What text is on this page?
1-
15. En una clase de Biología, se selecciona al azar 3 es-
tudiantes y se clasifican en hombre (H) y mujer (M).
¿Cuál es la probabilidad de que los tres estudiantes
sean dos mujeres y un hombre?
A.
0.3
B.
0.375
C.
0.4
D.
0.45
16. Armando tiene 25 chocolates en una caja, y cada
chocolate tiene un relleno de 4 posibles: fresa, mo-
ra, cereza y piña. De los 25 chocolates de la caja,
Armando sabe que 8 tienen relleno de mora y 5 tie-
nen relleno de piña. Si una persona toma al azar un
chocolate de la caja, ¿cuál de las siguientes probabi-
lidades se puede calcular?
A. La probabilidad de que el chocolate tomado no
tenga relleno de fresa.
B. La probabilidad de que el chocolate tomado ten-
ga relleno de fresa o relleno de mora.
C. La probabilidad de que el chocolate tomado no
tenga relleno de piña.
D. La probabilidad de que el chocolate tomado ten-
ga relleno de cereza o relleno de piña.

-=-=-=-=-

*Required task*
Return every line exactly.

*Exercise answer*
What text is on this page?
1-
15. En una clase de Biología, se selecciona al azar 3 es-
tudiantes y se clasifican en hombre (H) y mujer (M).
¿Cuál es la probabilidad de que los tres estudiantes
sean dos mujeres y un hombre?
A.
0.3
B.
0.375
C.
0.4
D.
0.45
16. Armando tiene 25 chocolates en una caja, y cada
chocolate tiene un relleno de 4 posibles: fresa, mo-
ra, cereza y piña. De los 25 chocolates de la caja,
Armando sabe que 8 tienen relleno de mora y 5 tie-
nen relleno de piña. Si una persona toma al azar un
chocolate de la caja, ¿cuál de las siguientes probabi-
lidades se puede calcular?
A. La probabilidad de que el chocolate tomado no
tenga relleno de fresa.
B. La probabilidad de que el chocolate tomado ten-
ga relleno de fresa o relleno de mora.
C. La probabilidad de que el chocolate tomado no
tenga relleno de piña.
D. La probabilidad de que el chocolate tomado ten-
ga relleno de cereza o relleno de piña.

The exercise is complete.